▶ [Set of tasks]:
#1 Name every property of an object that the text on how weight and strength change with size mentions.
#2 In the text on how weight and strength change with size, how many times stronger is the 1m^(3) object than the 1 cu. ft. object?
#3 Pick up the text on how weight and strength change with size from the point where it stops.

▶ [Extract provided]:

Volume correlates with weight. Switching units of volume isn’t going to change its weight. You can’t make an object lighter or heavier by deciding to measure its volume in different units.
The internal strength of an object correlates with area (specifically cross-sectional area). Switching units of area isn’t going to change its strength. You can’t make an object stronger or weaker by deciding to measure its area in different units.
As an object increases proportionately, its volume (and therefore its weight) increases by the cube of that factor but its area (and therefore its strength) increases only by the square of that factor. So its weight increases much faster than its strength, meaning at some point its weight will exceed its strength.
Specifically your 1m^(3) object is about 35 times as heavy as your 1 cu. ft. object, but only about 11 times stronger.
> Couldn’t you always define your units so that you have a 6:1 ratio with any size of cube?

▶ [Data lines]:
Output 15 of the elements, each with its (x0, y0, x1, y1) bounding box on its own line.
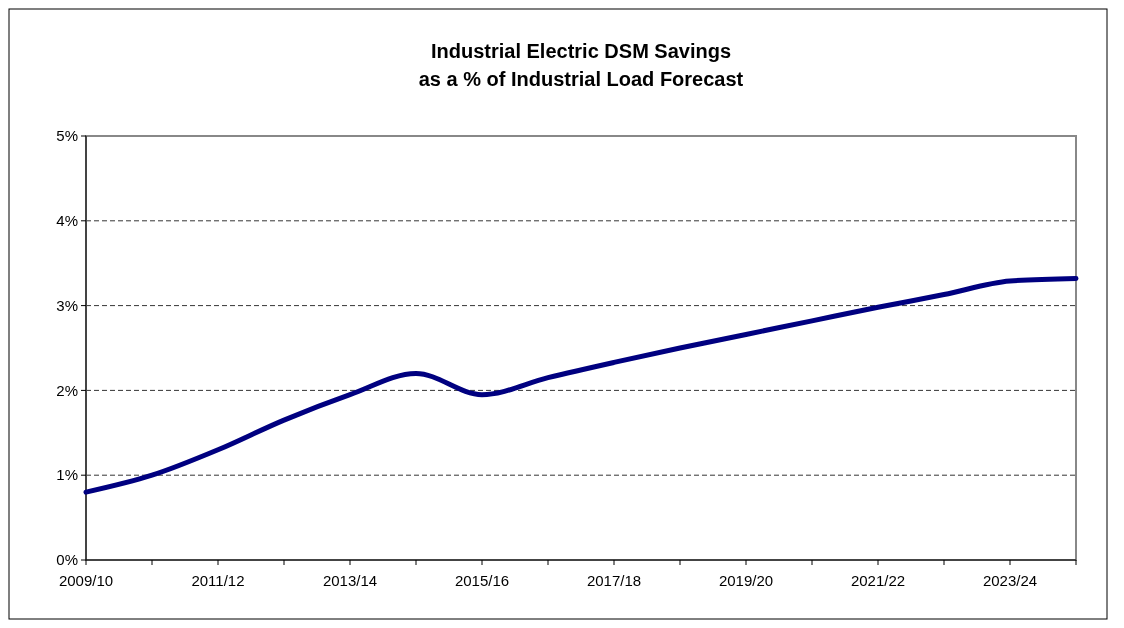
x-tick-label: 2017/18 (586, 572, 642, 589)
y-tick-label: 4% (56, 212, 78, 230)
x-tick-label: 2023/24 (982, 572, 1038, 589)
x-tick-label: 2015/16 (454, 572, 510, 589)
x-tick-label: 2019/20 (718, 572, 774, 589)
x-tick-label: 2011/12 (191, 572, 245, 589)
x-tick-label: 2013/14 (322, 572, 378, 589)
chart-title: Industrial Electric DSM Savings as a % of Industrial Load Forecast (418, 40, 744, 90)
x-tick-label: 2009/10 (58, 572, 114, 589)
y-tick-label: 0% (56, 551, 78, 569)
y-tick-label: 1% (56, 466, 78, 484)
y-tick-label: 2% (56, 381, 78, 399)
y-tick-label: 5% (56, 127, 78, 145)
x-tick-label: 2021/22 (850, 572, 906, 589)
y-tick-label: 3% (56, 296, 78, 314)
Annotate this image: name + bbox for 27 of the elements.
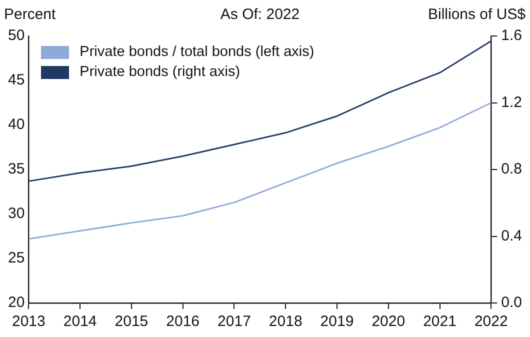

▶ [The responses]:
#1 Volume, weight, area (specifically cross-sectional area), and strength.

#2 About 11 times stronger.

#3
Yes, but the laws of physics don’t depend on the units you choose to work with. Just because 1km is a smaller number than 10ft doesn’t mean it’s a shorter distance. The actual numbers are just arbitrary. This is why physicists often prefer to work with [dimensionless quantities](https://en.wikipedia.org/wiki/Dimensionless_quantities) which are independent of the units used to measure them.
Any particular material has something called it’s yield strength. That’s the maximum amount of stress (i.e force per unit area) that it can take before it is permanently deformed. If you double the size of an object, the volume becomes eight times larger (2^3), so the object now weights eight times as much. However, the cross sectional area of the object is only four times larger, so the material can only take four times as much load.
That means that as you scale an object up, the weight it has to support grows faster than the ability of the material to support that weight, and eventually you reach a point where the material cannot support the weight and will fail under the load.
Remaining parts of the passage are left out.